Stated goal. Count how many lines of the material hold "Eight". Respond with that number alone.

Figure dataset records.
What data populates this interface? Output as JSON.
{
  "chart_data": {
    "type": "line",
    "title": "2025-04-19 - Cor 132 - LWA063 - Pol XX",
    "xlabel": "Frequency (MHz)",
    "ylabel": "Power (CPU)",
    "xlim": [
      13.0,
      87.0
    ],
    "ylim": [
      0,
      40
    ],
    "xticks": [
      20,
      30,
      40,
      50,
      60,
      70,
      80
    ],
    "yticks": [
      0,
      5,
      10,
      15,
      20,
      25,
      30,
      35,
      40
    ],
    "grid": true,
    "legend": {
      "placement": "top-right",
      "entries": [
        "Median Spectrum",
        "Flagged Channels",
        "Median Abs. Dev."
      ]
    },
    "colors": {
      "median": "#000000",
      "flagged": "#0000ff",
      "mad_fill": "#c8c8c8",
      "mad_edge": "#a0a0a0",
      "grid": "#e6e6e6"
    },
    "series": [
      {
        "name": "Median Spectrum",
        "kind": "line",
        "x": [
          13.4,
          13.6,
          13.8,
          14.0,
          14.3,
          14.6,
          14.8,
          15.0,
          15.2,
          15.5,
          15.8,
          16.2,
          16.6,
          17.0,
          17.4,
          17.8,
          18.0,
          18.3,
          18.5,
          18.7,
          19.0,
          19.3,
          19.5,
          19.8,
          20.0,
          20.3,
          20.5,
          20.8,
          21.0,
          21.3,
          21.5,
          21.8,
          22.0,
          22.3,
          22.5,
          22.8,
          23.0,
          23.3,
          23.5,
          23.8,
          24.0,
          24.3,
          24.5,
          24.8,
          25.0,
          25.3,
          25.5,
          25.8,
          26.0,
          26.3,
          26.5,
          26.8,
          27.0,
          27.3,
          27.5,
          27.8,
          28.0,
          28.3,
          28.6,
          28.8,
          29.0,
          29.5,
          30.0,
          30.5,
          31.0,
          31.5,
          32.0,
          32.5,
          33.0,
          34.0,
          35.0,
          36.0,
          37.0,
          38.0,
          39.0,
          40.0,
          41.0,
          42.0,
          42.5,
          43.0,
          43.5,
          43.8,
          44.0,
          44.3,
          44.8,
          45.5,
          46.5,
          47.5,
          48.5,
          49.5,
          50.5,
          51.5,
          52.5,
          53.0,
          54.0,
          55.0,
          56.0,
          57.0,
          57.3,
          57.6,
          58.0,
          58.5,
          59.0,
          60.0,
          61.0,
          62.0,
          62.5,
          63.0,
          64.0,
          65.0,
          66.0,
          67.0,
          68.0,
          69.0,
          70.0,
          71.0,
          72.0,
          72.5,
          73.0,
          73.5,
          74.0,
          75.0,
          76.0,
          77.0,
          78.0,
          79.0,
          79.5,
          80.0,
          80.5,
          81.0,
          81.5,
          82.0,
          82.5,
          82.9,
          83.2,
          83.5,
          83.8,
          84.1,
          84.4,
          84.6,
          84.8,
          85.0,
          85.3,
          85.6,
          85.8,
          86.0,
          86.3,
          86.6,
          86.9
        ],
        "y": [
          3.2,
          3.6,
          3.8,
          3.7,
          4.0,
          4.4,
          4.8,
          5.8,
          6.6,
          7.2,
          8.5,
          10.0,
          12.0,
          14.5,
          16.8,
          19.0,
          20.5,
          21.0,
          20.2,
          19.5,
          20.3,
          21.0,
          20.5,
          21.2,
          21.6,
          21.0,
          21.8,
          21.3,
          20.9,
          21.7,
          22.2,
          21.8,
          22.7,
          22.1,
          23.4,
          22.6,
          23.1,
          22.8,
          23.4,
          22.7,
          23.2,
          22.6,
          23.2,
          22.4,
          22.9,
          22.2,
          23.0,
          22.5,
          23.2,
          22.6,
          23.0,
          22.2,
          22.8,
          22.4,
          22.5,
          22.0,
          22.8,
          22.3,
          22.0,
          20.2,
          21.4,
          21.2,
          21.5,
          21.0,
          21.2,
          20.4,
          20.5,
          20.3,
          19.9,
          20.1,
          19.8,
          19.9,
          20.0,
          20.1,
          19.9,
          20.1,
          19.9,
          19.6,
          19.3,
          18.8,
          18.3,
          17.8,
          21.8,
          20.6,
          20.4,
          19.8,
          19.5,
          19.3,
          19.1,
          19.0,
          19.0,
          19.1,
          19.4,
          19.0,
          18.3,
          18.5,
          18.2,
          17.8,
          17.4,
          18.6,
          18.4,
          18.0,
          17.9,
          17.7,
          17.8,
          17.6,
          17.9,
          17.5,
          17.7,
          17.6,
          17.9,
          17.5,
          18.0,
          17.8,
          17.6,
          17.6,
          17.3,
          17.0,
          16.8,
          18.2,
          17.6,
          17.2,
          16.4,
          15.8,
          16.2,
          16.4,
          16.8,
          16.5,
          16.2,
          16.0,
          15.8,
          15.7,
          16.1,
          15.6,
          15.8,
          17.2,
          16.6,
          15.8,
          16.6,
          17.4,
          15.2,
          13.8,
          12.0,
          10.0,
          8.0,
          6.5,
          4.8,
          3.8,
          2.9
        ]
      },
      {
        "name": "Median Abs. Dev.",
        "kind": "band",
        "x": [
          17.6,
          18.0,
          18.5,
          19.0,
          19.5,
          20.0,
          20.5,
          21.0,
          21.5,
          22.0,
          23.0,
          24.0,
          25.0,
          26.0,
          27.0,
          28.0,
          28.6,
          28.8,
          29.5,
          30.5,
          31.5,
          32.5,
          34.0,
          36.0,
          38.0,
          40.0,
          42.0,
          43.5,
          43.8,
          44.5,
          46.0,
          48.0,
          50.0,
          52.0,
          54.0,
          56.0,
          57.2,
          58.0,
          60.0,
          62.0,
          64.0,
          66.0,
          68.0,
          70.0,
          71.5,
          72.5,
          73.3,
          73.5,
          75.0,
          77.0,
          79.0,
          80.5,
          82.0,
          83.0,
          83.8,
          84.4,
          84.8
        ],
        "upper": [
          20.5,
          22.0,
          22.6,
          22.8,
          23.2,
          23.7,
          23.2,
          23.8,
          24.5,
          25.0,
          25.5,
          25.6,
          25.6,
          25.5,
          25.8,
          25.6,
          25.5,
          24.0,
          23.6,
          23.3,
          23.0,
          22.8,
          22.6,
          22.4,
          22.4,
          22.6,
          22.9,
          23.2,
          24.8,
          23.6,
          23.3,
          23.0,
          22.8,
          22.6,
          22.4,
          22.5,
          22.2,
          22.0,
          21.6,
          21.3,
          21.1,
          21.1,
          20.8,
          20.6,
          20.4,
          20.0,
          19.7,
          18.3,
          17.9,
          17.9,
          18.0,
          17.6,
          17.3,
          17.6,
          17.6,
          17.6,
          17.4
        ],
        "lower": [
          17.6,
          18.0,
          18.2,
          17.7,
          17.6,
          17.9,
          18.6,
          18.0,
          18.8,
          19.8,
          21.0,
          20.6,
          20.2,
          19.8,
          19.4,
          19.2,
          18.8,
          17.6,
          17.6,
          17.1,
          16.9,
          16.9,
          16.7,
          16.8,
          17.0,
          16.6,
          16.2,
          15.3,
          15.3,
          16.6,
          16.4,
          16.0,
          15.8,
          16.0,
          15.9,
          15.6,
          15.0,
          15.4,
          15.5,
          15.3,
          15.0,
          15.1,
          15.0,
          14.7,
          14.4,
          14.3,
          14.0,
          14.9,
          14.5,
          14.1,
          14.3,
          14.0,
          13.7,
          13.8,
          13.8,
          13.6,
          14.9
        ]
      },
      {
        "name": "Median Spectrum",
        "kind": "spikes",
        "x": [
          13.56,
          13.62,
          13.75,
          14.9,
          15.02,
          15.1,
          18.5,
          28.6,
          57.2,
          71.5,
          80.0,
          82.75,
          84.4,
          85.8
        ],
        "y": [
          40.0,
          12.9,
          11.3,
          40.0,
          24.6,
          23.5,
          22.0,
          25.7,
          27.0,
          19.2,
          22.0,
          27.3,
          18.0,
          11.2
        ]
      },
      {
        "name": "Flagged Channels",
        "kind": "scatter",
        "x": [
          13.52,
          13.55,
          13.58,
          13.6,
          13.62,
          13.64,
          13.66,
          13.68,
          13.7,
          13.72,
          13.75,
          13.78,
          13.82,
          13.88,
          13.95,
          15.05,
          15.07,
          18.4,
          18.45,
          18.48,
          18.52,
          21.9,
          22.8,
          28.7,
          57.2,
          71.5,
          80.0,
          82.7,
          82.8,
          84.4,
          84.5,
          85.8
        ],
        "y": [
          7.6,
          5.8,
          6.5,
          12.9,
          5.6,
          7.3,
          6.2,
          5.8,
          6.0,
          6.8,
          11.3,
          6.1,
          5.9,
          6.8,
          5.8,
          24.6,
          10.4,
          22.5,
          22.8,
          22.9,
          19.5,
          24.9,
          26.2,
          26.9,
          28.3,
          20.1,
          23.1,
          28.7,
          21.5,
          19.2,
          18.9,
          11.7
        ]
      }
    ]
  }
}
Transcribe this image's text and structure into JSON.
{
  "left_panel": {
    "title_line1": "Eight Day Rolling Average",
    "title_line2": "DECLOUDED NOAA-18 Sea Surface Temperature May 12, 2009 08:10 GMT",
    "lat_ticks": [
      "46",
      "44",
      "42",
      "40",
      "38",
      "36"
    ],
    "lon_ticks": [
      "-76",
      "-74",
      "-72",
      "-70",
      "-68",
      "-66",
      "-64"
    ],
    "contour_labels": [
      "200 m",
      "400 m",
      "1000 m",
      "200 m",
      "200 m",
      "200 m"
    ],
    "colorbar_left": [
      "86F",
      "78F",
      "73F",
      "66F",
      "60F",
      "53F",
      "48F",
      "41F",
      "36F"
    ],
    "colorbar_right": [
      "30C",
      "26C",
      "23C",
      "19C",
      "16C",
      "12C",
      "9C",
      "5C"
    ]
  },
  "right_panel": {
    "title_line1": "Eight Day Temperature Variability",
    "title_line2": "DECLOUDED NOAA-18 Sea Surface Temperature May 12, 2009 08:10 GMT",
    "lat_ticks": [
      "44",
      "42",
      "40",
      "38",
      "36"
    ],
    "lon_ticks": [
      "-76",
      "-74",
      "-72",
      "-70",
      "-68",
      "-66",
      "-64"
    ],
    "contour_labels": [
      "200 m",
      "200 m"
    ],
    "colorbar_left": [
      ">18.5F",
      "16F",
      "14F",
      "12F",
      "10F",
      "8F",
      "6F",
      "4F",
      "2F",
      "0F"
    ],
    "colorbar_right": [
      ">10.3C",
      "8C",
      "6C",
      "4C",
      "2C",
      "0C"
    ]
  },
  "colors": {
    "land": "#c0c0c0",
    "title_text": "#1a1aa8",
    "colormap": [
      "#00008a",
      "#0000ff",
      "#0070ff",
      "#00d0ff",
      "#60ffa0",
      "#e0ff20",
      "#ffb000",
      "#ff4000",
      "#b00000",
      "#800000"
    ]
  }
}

Answer to the task. 2